> _Texte de lecture_:
^^^^^^^^
Exploiter le vent dans les zones industrielles
Éoliennes uniques
Les entreprises misent souvent sur le photovoltaïque pour produire sur place l’électricité dont elles ont besoin. Cette solution est très intéressante de jour, et particulièrement pendant le semestre estival. Installer des éoliennes uniques dans les zones industrielles offrirait un complément bienvenu. Comment procéder, est-ce rentable, et quelles sont les conditions à remplir?
Au printemps 2023, l’association Suisse Eole a démarré une campagne d’information auprès des collectivités publiques et des industriels afin de les inciter à envisager l’installation d’éoliennes uniques dans des zones à forte consommation d’électricité. Mais qu’entend-on exactement par «éolienne unique»? Nous avons tous en tête le modèle des années 1850 souvent vu dans les westerns américains: un derrick de 20 à 30 m de haut, surmonté d’une éolienne pourvue de multiples ailettes plates permettant de puiser l’eau d’une nappe phréatique pour alimenter un abreuvoir. Depuis, le concept a évolué quelque peu.
^^^^^^^^
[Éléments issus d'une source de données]

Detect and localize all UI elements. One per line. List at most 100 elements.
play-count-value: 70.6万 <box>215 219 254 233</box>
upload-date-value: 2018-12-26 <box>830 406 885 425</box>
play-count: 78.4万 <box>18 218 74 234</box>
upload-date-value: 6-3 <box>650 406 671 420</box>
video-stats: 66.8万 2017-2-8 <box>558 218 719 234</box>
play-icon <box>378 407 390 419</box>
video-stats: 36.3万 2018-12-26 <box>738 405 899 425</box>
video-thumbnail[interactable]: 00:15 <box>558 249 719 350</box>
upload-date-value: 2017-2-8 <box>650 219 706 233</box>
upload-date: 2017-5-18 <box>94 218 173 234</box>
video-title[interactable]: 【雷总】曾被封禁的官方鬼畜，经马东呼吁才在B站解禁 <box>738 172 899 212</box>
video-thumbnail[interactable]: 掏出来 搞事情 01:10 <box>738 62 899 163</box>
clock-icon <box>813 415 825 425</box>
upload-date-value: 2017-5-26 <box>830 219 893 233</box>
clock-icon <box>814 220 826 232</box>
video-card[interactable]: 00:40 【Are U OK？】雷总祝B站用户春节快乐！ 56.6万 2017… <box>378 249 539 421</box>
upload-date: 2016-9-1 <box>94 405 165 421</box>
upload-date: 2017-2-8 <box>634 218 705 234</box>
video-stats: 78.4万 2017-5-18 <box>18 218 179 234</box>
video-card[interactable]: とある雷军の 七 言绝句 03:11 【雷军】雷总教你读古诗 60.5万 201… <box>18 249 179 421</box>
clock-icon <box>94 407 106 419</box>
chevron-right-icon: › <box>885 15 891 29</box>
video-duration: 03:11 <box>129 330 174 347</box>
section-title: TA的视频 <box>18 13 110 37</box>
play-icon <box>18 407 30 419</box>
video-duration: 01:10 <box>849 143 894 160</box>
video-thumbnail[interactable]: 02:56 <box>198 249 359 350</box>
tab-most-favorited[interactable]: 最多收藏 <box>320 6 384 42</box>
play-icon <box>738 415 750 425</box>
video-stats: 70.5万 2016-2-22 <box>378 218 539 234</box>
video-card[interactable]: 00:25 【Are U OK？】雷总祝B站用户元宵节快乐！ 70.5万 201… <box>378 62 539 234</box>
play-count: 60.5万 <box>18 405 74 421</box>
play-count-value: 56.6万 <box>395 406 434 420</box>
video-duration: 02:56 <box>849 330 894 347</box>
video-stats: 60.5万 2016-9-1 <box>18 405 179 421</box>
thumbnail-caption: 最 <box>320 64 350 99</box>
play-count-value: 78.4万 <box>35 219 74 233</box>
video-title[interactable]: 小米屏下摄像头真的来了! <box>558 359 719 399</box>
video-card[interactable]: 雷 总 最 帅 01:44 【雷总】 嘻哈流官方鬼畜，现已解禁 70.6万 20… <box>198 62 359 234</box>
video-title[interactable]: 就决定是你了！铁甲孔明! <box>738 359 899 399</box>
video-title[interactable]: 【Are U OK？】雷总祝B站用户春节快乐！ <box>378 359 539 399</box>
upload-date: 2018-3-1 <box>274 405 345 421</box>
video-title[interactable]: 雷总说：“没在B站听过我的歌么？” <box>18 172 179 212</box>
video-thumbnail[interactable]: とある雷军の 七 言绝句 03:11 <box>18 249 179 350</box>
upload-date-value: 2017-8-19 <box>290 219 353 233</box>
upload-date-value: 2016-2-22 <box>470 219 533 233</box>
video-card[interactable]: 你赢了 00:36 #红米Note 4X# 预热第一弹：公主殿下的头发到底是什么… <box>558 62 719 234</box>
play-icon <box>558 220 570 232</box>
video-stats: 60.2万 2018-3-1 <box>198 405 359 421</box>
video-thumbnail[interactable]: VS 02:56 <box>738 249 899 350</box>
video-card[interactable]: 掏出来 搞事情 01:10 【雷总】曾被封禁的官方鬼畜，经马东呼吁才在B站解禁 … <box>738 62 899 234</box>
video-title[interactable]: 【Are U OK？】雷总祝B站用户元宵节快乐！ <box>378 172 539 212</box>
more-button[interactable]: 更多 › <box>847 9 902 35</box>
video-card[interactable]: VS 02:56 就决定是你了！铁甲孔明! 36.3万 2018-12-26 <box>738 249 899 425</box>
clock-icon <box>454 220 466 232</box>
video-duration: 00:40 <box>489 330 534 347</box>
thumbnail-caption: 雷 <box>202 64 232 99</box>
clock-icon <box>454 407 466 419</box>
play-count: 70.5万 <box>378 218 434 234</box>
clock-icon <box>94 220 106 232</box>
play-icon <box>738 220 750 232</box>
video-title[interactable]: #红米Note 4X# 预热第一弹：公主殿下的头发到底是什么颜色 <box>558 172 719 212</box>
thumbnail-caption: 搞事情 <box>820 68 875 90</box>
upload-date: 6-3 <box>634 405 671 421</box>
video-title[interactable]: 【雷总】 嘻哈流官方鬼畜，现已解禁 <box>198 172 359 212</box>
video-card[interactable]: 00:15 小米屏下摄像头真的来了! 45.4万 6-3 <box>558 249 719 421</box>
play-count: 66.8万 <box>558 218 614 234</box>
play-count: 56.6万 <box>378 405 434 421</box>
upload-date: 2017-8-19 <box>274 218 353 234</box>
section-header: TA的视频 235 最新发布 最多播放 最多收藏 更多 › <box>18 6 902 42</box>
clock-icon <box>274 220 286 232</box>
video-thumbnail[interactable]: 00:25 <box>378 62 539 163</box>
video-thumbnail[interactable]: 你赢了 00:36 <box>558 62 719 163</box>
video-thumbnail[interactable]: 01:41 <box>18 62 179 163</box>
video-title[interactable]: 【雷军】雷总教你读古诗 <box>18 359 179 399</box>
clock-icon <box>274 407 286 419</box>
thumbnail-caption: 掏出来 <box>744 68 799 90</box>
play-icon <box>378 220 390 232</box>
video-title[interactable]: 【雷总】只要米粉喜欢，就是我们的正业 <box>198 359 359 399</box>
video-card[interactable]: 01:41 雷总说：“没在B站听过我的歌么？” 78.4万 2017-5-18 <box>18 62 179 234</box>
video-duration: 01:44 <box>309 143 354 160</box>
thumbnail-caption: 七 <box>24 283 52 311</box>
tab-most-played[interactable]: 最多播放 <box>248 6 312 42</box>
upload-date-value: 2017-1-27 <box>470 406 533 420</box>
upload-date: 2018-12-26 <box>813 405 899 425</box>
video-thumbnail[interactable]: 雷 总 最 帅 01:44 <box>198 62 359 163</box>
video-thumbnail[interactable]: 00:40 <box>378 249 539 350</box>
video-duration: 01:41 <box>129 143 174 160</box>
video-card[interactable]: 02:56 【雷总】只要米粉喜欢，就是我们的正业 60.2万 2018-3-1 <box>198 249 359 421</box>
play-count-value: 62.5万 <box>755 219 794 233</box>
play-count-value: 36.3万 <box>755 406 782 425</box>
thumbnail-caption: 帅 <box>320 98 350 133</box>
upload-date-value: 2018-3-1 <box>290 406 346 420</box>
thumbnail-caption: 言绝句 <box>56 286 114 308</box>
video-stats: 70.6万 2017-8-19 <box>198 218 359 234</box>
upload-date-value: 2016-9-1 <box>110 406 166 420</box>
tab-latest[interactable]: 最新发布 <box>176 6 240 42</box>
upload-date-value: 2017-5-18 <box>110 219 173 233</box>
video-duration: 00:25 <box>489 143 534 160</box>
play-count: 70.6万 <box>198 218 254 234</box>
^^^^^^^^
> _Tâche 1_:
Mettez sous forme de tableau Markdown les lignes des enregistrements, depuis leur début jusqu'à la ligne contenant « video-stats: 66.8万 2017-2-8 » comprise, en omettant les lignes vides. Utilisez la colonne « N° » pour le numéro de ligne et la colonne « Contenu » pour la ligne elle-même.
> _Tâche 2_:
Poursuivez le texte consacré aux éoliennes uniques dans les zones industrielles, à la suite de sa dernière phrase.

> _Résultat de l'exercice 1_:
| N° | Contenu |
|---|---|
| 1 | Detect and localize all UI elements. One per line. List at most 100 elements. |
| 2 | play-count-value: 70.6万 <box>215 219 254 233</box> |
| 3 | upload-date-value: 2018-12-26 <box>830 406 885 425</box> |
| 4 | play-count: 78.4万 <box>18 218 74 234</box> |
| 5 | upload-date-value: 6-3 <box>650 406 671 420</box> |
| 6 | video-stats: 66.8万 2017-2-8 <box>558 218 719 234</box> |

> _Résultat de l'exercice 2_:
Cet article a pour objectif d’expliquer le concept de l’éolienne unique et de répondre aux principales questions que l’on pourrait se poser à propos de cette nouvelle opportunité d’exploitation des énergies renouvelables dans les zones industrielles.
Pourquoi installer des éoliennes sur des sites industriels?
Depuis le 9 juin 2024, la Suisse s’est engagée à accélérer la mise en œuvre de sa transition énergétique. Or, limiter l’usage des énergies fossiles, surtout en hiver et la nuit, constitue l’un des moyens essentiels pour décarboner notre consommation d’énergie. L’énergie éolienne, dont 60% de la production annuelle est réalisée au cours du semestre d’hiver, vient donc à point nommé compléter une production photovoltaïque plus faible en hiver et inexistante la nuit. Forts de 47 expériences éoliennes, les promoteurs de cette énergie tablent sur 1500 à 2500 h de production à plein régime par an contre, à titre de comparaison, 900 à 1200 h de plein ensoleillement pour la production photovoltaïque en Suisse.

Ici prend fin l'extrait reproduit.